* Begin *

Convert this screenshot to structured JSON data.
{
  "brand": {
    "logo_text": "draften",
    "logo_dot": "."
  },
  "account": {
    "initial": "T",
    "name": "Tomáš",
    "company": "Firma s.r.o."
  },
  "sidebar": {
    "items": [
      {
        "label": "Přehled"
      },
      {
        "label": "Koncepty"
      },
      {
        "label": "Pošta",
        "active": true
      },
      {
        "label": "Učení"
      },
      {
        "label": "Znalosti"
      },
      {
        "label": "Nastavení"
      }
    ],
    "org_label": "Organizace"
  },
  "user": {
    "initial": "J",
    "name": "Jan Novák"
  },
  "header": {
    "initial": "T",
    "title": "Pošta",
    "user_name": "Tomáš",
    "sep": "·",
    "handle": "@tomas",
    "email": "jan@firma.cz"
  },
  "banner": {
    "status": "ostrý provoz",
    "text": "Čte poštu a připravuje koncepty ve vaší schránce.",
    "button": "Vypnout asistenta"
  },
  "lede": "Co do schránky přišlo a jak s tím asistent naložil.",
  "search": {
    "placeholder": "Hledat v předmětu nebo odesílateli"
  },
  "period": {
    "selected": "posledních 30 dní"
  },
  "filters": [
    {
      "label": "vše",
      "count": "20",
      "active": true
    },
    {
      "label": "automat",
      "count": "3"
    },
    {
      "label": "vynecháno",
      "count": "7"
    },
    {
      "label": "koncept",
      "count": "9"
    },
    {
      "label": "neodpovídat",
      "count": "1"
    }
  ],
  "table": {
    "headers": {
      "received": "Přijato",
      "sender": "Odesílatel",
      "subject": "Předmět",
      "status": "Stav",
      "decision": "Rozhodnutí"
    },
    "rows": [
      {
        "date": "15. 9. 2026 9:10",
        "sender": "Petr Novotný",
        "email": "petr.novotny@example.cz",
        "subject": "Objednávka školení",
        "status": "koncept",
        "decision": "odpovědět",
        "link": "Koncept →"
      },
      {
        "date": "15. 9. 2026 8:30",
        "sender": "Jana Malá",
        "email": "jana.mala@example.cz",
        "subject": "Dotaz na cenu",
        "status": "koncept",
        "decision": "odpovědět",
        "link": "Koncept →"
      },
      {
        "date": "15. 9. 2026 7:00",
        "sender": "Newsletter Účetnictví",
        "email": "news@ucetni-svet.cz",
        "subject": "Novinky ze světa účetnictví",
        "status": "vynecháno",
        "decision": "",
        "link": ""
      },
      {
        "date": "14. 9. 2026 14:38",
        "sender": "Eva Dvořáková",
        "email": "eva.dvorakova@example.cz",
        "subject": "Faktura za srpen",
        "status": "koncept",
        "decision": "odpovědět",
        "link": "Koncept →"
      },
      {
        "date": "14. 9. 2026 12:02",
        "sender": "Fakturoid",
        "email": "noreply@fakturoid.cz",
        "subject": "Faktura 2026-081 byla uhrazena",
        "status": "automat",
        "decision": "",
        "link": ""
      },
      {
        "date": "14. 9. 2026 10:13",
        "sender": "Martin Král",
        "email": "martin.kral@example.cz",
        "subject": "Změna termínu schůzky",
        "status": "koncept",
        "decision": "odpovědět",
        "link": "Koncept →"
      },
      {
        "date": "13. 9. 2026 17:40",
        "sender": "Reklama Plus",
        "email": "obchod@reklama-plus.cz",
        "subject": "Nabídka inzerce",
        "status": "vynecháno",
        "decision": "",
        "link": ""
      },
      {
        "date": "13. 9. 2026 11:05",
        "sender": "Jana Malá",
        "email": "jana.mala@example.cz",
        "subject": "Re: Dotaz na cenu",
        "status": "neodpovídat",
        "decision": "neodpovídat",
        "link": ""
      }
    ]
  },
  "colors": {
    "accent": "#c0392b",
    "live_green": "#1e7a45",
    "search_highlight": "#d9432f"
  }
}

* End *

Nothing in the listing may be changed; retype it all exactly.

Convert this screenshot to structured JSON data.
{
  "brand": {
    "logo_text": "draften",
    "logo_dot": "."
  },
  "account": {
    "initial": "T",
    "name": "Tomáš",
    "company": "Firma s.r.o."
  },
  "sidebar": {
    "items": [
      {
        "label": "Přehled"
      },
      {
        "label": "Koncepty"
      },
      {
        "label": "Pošta",
        "active": true
      },
      {
        "label": "Učení"
      },
      {
        "label": "Znalosti"
      },
      {
        "label": "Nastavení"
      }
    ],
    "org_label": "Organizace"
  },
  "user": {
    "initial": "J",
    "name": "Jan Novák"
  },
  "header": {
    "initial": "T",
    "title": "Pošta",
    "user_name": "Tomáš",
    "sep": "·",
    "handle": "@tomas",
    "email": "jan@firma.cz"
  },
  "banner": {
    "status": "ostrý provoz",
    "text": "Čte poštu a připravuje koncepty ve vaší schránce.",
    "button": "Vypnout asistenta"
  },
  "lede": "Co do schránky přišlo a jak s tím asistent naložil.",
  "search": {
    "placeholder": "Hledat v předmětu nebo odesílateli"
  },
  "period": {
    "selected": "posledních 30 dní"
  },
  "filters": [
    {
      "label": "vše",
      "count": "20",
      "active": true
    },
    {
      "label": "automat",
      "count": "3"
    },
    {
      "label": "vynecháno",
      "count": "7"
    },
    {
      "label": "koncept",
      "count": "9"
    },
    {
      "label": "neodpovídat",
      "count": "1"
    }
  ],
  "table": {
    "headers": {
      "received": "Přijato",
      "sender": "Odesílatel",
      "subject": "Předmět",
      "status": "Stav",
      "decision": "Rozhodnutí"
    },
    "rows": [
      {
        "date": "15. 9. 2026 9:10",
        "sender": "Petr Novotný",
        "email": "petr.novotny@example.cz",
        "subject": "Objednávka školení",
        "status": "koncept",
        "decision": "odpovědět",
        "link": "Koncept →"
      },
      {
        "date": "15. 9. 2026 8:30",
        "sender": "Jana Malá",
        "email": "jana.mala@example.cz",
        "subject": "Dotaz na cenu",
        "status": "koncept",
        "decision": "odpovědět",
        "link": "Koncept →"
      },
      {
        "date": "15. 9. 2026 7:00",
        "sender": "Newsletter Účetnictví",
        "email": "news@ucetni-svet.cz",
        "subject": "Novinky ze světa účetnictví",
        "status": "vynecháno",
        "decision": "",
        "link": ""
      },
      {
        "date": "14. 9. 2026 14:38",
        "sender": "Eva Dvořáková",
        "email": "eva.dvorakova@example.cz",
        "subject": "Faktura za srpen",
        "status": "koncept",
        "decision": "odpovědět",
        "link": "Koncept →"
      },
      {
        "date": "14. 9. 2026 12:02",
        "sender": "Fakturoid",
        "email": "noreply@fakturoid.cz",
        "subject": "Faktura 2026-081 byla uhrazena",
        "status": "automat",
        "decision": "",
        "link": ""
      },
      {
        "date": "14. 9. 2026 10:13",
        "sender": "Martin Král",
        "email": "martin.kral@example.cz",
        "subject": "Změna termínu schůzky",
        "status": "koncept",
        "decision": "odpovědět",
        "link": "Koncept →"
      },
      {
        "date": "13. 9. 2026 17:40",
        "sender": "Reklama Plus",
        "email": "obchod@reklama-plus.cz",
        "subject": "Nabídka inzerce",
        "status": "vynecháno",
        "decision": "",
        "link": ""
      },
      {
        "date": "13. 9. 2026 11:05",
        "sender": "Jana Malá",
        "email": "jana.mala@example.cz",
        "subject": "Re: Dotaz na cenu",
        "status": "neodpovídat",
        "decision": "neodpovídat",
        "link": ""
      }
    ]
  },
  "colors": {
    "accent": "#c0392b",
    "live_green": "#1e7a45",
    "search_highlight": "#d9432f"
  }
}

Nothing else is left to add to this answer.